#### Goal of the exercise:
Can you transcribe every record below exactly as it appears?

#### Dataset records:
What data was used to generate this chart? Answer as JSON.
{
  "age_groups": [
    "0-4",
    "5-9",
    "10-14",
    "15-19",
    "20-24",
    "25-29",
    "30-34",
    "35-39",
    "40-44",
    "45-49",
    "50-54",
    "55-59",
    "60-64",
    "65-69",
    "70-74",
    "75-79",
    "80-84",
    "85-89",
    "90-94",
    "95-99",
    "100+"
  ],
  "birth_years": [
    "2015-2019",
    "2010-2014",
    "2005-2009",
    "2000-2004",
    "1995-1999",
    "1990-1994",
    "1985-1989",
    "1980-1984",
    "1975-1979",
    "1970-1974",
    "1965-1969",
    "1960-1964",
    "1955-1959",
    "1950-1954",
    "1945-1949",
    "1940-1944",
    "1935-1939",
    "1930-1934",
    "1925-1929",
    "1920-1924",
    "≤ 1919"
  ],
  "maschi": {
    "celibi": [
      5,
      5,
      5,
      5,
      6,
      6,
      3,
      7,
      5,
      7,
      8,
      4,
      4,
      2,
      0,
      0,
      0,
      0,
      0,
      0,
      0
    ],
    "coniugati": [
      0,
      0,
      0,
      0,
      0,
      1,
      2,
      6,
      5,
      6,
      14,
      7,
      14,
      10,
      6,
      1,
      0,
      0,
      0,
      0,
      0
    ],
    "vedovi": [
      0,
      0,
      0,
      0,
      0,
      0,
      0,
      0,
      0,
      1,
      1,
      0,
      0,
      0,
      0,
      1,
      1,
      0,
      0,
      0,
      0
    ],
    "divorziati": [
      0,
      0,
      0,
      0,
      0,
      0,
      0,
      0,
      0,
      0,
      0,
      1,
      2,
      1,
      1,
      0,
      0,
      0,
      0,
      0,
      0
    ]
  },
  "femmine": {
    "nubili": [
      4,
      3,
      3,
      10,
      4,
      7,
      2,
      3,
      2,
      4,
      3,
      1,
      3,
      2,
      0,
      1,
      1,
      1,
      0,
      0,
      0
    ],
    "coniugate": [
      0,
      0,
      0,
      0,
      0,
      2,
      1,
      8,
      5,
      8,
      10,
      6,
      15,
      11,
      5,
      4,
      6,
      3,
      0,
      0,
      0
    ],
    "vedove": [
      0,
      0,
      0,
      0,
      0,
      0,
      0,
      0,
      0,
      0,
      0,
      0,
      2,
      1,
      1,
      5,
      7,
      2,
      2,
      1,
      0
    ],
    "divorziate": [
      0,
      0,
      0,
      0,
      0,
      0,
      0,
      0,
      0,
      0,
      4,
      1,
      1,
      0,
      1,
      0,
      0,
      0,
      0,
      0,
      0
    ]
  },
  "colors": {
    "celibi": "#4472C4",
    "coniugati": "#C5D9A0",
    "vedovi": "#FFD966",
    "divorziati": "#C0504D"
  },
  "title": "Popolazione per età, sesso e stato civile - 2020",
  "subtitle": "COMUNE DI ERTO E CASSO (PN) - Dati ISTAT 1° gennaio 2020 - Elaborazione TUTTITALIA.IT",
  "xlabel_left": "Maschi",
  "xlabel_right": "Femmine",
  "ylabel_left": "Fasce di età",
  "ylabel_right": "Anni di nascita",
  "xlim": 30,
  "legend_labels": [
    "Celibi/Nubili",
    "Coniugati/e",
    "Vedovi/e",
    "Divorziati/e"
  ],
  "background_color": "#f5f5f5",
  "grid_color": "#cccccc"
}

#### Exercise solution:
What data was used to generate this chart? Answer as JSON.
{
  "age_groups": [
    "0-4",
    "5-9",
    "10-14",
    "15-19",
    "20-24",
    "25-29",
    "30-34",
    "35-39",
    "40-44",
    "45-49",
    "50-54",
    "55-59",
    "60-64",
    "65-69",
    "70-74",
    "75-79",
    "80-84",
    "85-89",
    "90-94",
    "95-99",
    "100+"
  ],
  "birth_years": [
    "2015-2019",
    "2010-2014",
    "2005-2009",
    "2000-2004",
    "1995-1999",
    "1990-1994",
    "1985-1989",
    "1980-1984",
    "1975-1979",
    "1970-1974",
    "1965-1969",
    "1960-1964",
    "1955-1959",
    "1950-1954",
    "1945-1949",
    "1940-1944",
    "1935-1939",
    "1930-1934",
    "1925-1929",
    "1920-1924",
    "≤ 1919"
  ],
  "maschi": {
    "celibi": [
      5,
      5,
      5,
      5,
      6,
      6,
      3,
      7,
      5,
      7,
      8,
      4,
      4,
      2,
      0,
      0,
      0,
      0,
      0,
      0,
      0
    ],
    "coniugati": [
      0,
      0,
      0,
      0,
      0,
      1,
      2,
      6,
      5,
      6,
      14,
      7,
      14,
      10,
      6,
      1,
      0,
      0,
      0,
      0,
      0
    ],
    "vedovi": [
      0,
      0,
      0,
      0,
      0,
      0,
      0,
      0,
      0,
      1,
      1,
      0,
      0,
      0,
      0,
      1,
      1,
      0,
      0,
      0,
      0
    ],
    "divorziati": [
      0,
      0,
      0,
      0,
      0,
      0,
      0,
      0,
      0,
      0,
      0,
      1,
      2,
      1,
      1,
      0,
      0,
      0,
      0,
      0,
      0
    ]
  },
  "femmine": {
    "nubili": [
      4,
      3,
      3,
      10,
      4,
      7,
      2,
      3,
      2,
      4,
      3,
      1,
      3,
      2,
      0,
      1,
      1,
      1,
      0,
      0,
      0
    ],
    "coniugate": [
      0,
      0,
      0,
      0,
      0,
      2,
      1,
      8,
      5,
      8,
      10,
      6,
      15,
      11,
      5,
      4,
      6,
      3,
      0,
      0,
      0
    ],
    "vedove": [
      0,
      0,
      0,
      0,
      0,
      0,
      0,
      0,
      0,
      0,
      0,
      0,
      2,
      1,
      1,
      5,
      7,
      2,
      2,
      1,
      0
    ],
    "divorziate": [
      0,
      0,
      0,
      0,
      0,
      0,
      0,
      0,
      0,
      0,
      4,
      1,
      1,
      0,
      1,
      0,
      0,
      0,
      0,
      0,
      0
    ]
  },
  "colors": {
    "celibi": "#4472C4",
    "coniugati": "#C5D9A0",
    "vedovi": "#FFD966",
    "divorziati": "#C0504D"
  },
  "title": "Popolazione per età, sesso e stato civile - 2020",
  "subtitle": "COMUNE DI ERTO E CASSO (PN) - Dati ISTAT 1° gennaio 2020 - Elaborazione TUTTITALIA.IT",
  "xlabel_left": "Maschi",
  "xlabel_right": "Femmine",
  "ylabel_left": "Fasce di età",
  "ylabel_right": "Anni di nascita",
  "xlim": 30,
  "legend_labels": [
    "Celibi/Nubili",
    "Coniugati/e",
    "Vedovi/e",
    "Divorziati/e"
  ],
  "background_color": "#f5f5f5",
  "grid_color": "#cccccc"
}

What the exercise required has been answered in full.